• [What is being asked]
Write out exactly the lines running from the one that contains "Extract all readable text from this page." through the end of the material.

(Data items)
===============

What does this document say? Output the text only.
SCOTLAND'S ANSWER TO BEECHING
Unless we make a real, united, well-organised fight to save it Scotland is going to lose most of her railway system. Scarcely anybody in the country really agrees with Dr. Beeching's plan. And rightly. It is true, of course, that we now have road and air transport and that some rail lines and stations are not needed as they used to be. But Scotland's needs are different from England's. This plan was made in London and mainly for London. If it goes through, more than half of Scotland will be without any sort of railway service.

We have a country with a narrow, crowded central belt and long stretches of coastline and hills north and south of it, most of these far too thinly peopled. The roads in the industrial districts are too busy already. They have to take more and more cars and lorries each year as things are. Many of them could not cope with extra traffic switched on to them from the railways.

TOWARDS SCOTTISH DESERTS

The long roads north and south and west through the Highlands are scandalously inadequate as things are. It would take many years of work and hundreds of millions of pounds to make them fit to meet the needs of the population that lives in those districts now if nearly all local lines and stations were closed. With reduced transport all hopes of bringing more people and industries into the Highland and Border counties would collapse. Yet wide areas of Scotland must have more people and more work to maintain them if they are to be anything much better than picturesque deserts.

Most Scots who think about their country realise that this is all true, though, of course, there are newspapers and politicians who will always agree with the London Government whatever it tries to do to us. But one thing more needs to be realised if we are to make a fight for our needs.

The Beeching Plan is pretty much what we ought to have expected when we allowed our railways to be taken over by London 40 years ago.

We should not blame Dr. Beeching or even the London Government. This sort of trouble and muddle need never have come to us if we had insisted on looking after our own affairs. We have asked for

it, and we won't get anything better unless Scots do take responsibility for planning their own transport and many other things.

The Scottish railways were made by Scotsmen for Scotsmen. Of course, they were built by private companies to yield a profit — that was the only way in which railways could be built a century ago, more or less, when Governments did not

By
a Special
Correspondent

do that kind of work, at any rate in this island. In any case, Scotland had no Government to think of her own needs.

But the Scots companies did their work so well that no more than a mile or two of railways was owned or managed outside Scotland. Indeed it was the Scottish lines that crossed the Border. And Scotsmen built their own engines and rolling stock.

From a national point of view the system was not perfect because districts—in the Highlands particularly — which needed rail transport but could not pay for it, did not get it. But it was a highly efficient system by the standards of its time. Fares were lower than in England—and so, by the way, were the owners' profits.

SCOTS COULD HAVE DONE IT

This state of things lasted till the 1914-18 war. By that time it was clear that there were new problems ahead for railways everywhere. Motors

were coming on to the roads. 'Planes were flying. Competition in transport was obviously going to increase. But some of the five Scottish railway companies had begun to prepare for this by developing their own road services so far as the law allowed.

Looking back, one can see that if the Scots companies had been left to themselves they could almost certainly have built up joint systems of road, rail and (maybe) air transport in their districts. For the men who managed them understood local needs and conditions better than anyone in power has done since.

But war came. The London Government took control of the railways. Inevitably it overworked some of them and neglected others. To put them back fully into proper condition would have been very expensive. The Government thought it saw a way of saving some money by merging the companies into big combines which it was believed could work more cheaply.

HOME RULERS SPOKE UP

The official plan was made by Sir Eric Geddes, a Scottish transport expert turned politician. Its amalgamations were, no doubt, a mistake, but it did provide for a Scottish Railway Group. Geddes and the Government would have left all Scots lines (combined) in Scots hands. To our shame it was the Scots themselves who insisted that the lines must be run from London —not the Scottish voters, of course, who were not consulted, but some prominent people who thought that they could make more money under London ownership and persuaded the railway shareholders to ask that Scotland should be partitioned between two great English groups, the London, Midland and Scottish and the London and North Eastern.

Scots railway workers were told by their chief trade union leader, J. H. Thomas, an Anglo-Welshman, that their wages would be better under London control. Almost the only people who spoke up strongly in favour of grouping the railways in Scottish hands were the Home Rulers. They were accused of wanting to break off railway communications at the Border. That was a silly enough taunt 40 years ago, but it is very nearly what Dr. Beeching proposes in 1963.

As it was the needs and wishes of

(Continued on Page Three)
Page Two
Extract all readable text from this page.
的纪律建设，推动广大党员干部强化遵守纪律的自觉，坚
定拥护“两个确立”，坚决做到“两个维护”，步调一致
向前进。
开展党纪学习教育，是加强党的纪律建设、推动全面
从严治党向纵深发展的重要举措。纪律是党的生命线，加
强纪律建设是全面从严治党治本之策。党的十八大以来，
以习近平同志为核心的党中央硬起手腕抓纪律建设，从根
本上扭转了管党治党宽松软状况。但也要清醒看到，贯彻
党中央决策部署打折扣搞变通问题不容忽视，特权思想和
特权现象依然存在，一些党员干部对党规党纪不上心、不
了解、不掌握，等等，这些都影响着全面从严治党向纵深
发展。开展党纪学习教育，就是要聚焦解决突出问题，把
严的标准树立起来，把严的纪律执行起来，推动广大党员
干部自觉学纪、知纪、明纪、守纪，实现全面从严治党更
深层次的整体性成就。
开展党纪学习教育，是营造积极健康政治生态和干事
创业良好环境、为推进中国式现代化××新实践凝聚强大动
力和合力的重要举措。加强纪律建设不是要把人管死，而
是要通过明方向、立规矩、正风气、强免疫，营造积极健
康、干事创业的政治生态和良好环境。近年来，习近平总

===============

• [Solution below]
Extract all readable text from this page.
的纪律建设，推动广大党员干部强化遵守纪律的自觉，坚
定拥护“两个确立”，坚决做到“两个维护”，步调一致
向前进。
开展党纪学习教育，是加强党的纪律建设、推动全面
从严治党向纵深发展的重要举措。纪律是党的生命线，加
强纪律建设是全面从严治党治本之策。党的十八大以来，
以习近平同志为核心的党中央硬起手腕抓纪律建设，从根
本上扭转了管党治党宽松软状况。但也要清醒看到，贯彻
党中央决策部署打折扣搞变通问题不容忽视，特权思想和
特权现象依然存在，一些党员干部对党规党纪不上心、不
了解、不掌握，等等，这些都影响着全面从严治党向纵深
发展。开展党纪学习教育，就是要聚焦解决突出问题，把
严的标准树立起来，把严的纪律执行起来，推动广大党员
干部自觉学纪、知纪、明纪、守纪，实现全面从严治党更
深层次的整体性成就。
开展党纪学习教育，是营造积极健康政治生态和干事
创业良好环境、为推进中国式现代化××新实践凝聚强大动
力和合力的重要举措。加强纪律建设不是要把人管死，而
是要通过明方向、立规矩、正风气、强免疫，营造积极健
康、干事创业的政治生态和良好环境。近年来，习近平总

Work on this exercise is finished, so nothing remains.